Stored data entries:
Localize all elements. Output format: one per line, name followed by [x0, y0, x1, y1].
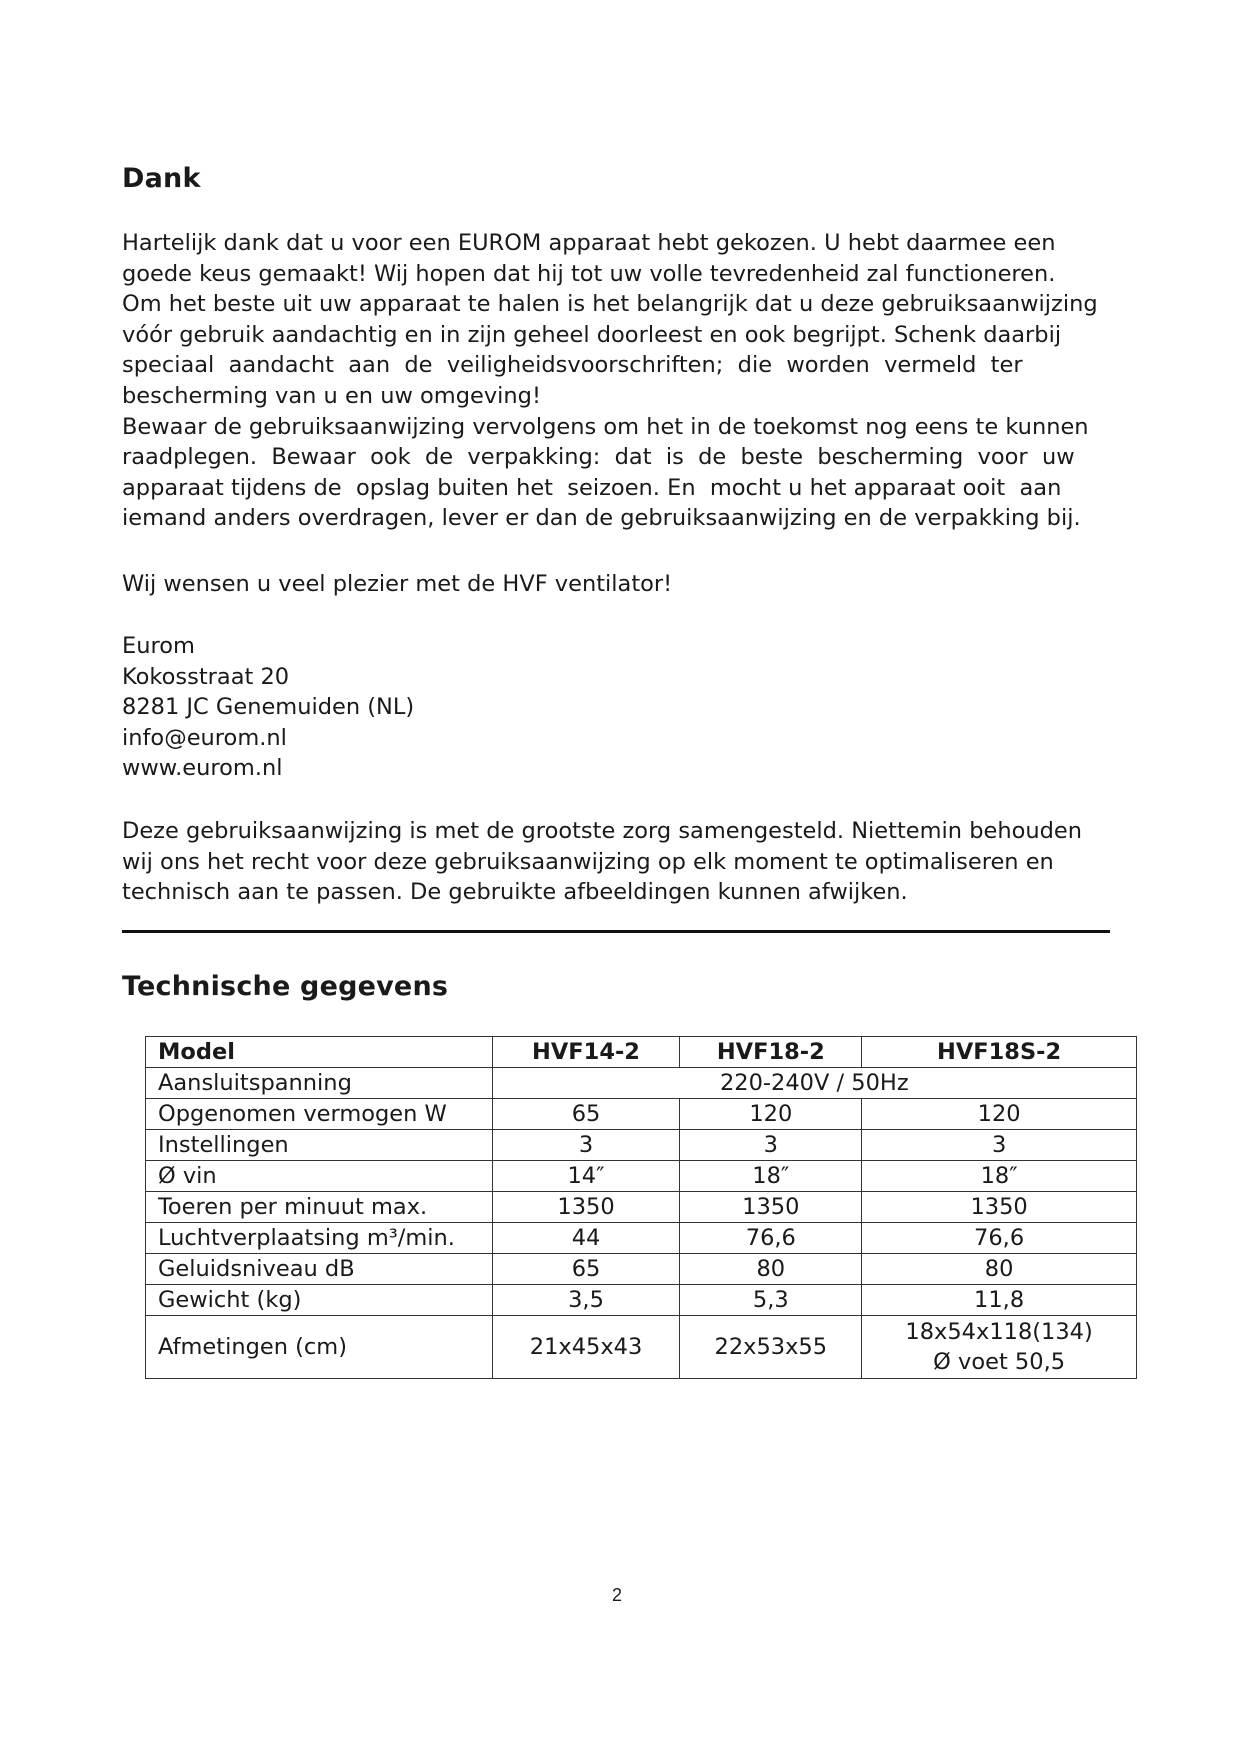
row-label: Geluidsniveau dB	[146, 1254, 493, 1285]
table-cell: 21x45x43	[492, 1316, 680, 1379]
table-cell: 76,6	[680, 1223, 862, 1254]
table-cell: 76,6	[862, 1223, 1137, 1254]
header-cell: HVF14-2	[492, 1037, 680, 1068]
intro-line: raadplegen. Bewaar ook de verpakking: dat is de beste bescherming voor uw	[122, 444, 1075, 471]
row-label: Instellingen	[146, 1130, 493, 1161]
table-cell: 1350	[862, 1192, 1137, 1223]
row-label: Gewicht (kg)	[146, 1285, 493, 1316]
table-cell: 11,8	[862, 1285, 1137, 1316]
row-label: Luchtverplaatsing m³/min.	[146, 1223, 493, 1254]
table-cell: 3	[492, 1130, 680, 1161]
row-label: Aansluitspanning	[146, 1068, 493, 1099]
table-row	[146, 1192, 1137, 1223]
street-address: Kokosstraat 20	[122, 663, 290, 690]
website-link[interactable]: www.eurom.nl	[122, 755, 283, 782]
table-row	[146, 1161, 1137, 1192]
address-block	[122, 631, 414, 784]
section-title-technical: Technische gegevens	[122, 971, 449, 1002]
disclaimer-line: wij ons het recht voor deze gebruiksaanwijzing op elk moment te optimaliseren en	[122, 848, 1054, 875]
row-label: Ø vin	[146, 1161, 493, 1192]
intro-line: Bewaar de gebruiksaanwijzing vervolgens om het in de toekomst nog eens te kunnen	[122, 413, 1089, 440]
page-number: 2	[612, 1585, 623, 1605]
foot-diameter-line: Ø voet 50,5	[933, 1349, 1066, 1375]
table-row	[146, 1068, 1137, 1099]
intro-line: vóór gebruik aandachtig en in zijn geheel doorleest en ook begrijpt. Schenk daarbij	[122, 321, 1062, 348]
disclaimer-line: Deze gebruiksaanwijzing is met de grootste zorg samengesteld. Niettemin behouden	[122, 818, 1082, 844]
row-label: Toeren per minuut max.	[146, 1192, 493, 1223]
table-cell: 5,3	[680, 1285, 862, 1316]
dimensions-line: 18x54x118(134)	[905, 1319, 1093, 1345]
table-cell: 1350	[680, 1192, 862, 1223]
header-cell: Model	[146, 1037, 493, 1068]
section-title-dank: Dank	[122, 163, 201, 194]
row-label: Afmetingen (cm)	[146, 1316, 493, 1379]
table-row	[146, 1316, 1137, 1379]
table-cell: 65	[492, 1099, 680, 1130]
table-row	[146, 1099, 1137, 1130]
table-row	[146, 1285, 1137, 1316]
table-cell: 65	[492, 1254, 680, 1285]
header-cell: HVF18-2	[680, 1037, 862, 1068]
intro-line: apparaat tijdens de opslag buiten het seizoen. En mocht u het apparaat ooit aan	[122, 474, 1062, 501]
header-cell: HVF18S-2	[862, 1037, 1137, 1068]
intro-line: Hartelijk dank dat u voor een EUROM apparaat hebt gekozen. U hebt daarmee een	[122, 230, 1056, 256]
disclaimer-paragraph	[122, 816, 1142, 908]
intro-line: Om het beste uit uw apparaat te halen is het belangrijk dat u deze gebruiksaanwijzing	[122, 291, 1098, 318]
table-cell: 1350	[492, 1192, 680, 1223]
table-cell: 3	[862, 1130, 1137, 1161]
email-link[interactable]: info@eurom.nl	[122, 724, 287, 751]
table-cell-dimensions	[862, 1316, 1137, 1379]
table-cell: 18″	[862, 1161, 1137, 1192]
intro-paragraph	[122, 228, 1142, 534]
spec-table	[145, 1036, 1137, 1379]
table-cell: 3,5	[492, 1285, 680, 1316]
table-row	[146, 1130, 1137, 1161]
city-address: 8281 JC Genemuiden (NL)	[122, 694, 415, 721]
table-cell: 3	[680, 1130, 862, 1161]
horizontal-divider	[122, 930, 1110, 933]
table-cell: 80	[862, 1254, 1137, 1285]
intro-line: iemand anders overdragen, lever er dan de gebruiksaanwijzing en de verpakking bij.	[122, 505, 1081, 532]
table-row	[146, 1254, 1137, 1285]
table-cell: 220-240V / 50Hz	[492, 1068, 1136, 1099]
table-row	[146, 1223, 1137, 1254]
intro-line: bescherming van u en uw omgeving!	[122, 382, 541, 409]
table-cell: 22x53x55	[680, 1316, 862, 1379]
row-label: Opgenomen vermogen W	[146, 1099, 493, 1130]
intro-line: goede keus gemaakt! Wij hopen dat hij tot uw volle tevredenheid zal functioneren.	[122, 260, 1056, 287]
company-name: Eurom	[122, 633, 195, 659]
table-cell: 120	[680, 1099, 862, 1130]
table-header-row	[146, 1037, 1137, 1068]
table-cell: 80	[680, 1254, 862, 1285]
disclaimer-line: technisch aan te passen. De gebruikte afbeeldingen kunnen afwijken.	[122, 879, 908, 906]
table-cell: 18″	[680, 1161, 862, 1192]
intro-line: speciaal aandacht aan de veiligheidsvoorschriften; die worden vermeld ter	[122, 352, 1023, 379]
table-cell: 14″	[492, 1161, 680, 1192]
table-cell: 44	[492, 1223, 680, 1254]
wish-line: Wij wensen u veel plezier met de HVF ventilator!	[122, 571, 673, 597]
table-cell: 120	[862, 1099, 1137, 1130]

--

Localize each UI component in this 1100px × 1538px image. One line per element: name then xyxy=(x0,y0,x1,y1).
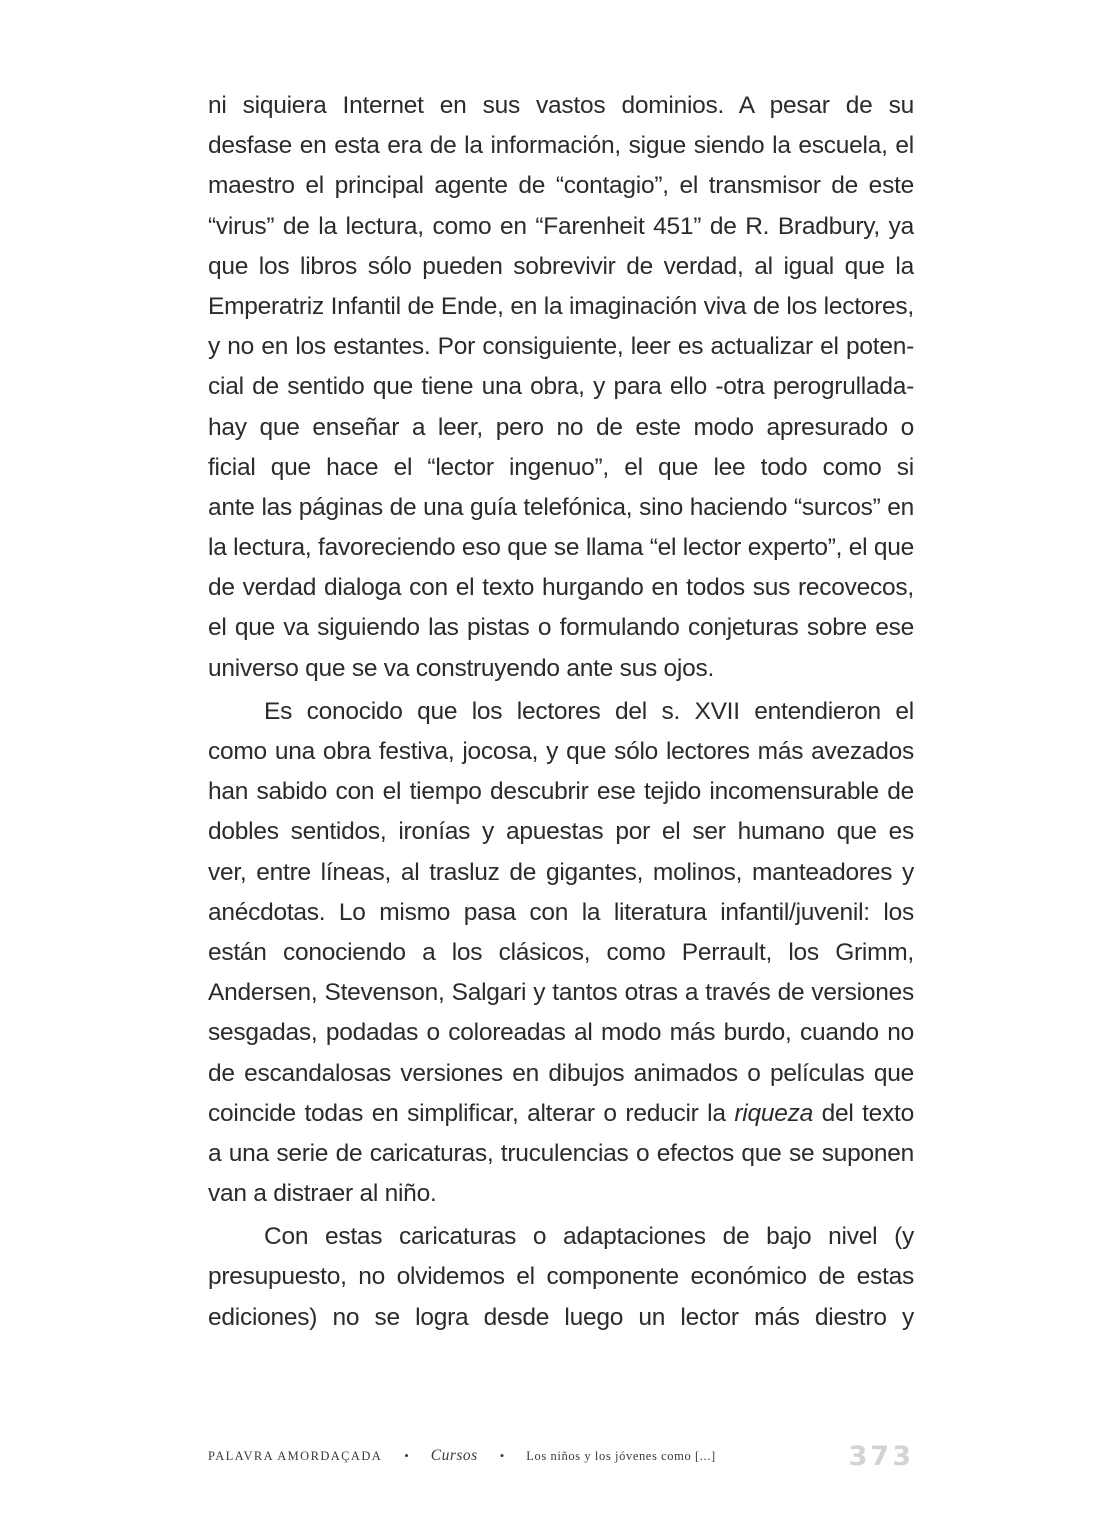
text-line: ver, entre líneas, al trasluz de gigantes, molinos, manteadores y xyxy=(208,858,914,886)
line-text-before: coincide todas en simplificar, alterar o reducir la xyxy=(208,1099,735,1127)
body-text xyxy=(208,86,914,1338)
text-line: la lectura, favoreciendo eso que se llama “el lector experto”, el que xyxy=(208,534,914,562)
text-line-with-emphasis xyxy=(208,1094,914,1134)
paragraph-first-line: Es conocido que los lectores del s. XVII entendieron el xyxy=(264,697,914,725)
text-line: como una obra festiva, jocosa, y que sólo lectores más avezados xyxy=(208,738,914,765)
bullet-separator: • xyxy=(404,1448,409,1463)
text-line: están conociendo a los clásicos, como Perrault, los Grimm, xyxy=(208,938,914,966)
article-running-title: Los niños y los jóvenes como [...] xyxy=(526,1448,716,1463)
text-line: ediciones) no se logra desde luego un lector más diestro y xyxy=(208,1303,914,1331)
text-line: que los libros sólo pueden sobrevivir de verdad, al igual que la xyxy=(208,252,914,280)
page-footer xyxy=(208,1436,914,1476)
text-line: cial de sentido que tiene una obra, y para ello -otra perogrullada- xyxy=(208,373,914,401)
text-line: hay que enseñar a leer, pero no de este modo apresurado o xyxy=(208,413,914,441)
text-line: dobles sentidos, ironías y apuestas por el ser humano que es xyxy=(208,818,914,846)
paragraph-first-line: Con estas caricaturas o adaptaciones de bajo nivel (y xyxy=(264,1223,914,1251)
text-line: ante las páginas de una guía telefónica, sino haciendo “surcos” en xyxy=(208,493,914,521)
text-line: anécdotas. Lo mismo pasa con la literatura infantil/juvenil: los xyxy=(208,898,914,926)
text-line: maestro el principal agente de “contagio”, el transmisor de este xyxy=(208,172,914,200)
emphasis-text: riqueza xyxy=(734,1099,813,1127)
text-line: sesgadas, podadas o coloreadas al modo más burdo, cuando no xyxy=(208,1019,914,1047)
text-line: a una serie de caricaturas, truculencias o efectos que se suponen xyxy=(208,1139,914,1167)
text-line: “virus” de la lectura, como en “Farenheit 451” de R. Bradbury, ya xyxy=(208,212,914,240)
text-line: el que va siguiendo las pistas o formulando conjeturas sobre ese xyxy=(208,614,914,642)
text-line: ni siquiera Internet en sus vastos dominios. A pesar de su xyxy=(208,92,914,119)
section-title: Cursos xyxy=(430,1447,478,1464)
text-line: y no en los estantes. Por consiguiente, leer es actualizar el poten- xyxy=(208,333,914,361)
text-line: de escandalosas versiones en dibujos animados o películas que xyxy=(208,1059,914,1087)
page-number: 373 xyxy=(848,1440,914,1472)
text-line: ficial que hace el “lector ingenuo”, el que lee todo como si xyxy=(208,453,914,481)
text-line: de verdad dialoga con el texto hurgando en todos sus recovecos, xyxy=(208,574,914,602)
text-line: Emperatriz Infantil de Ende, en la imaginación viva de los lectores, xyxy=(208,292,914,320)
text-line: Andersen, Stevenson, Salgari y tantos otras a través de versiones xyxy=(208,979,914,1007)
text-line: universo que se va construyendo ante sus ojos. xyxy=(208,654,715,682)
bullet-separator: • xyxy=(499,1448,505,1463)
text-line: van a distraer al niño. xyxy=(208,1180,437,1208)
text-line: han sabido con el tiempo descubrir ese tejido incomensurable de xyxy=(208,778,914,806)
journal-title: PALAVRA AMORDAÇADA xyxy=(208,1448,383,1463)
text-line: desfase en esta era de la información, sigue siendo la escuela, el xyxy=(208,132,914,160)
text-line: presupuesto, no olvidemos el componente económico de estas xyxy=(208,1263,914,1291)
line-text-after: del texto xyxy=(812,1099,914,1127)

WHAT TO PRODUCE
Look over the records. Copy the lines that include the word "obra".

ANSWER TO THIS TASK
text-line: como una obra festiva, jocosa, y que sólo lectores más avezados xyxy=(208,738,914,765)
text-line: cial de sentido que tiene una obra, y para ello -otra perogrullada- xyxy=(208,373,914,401)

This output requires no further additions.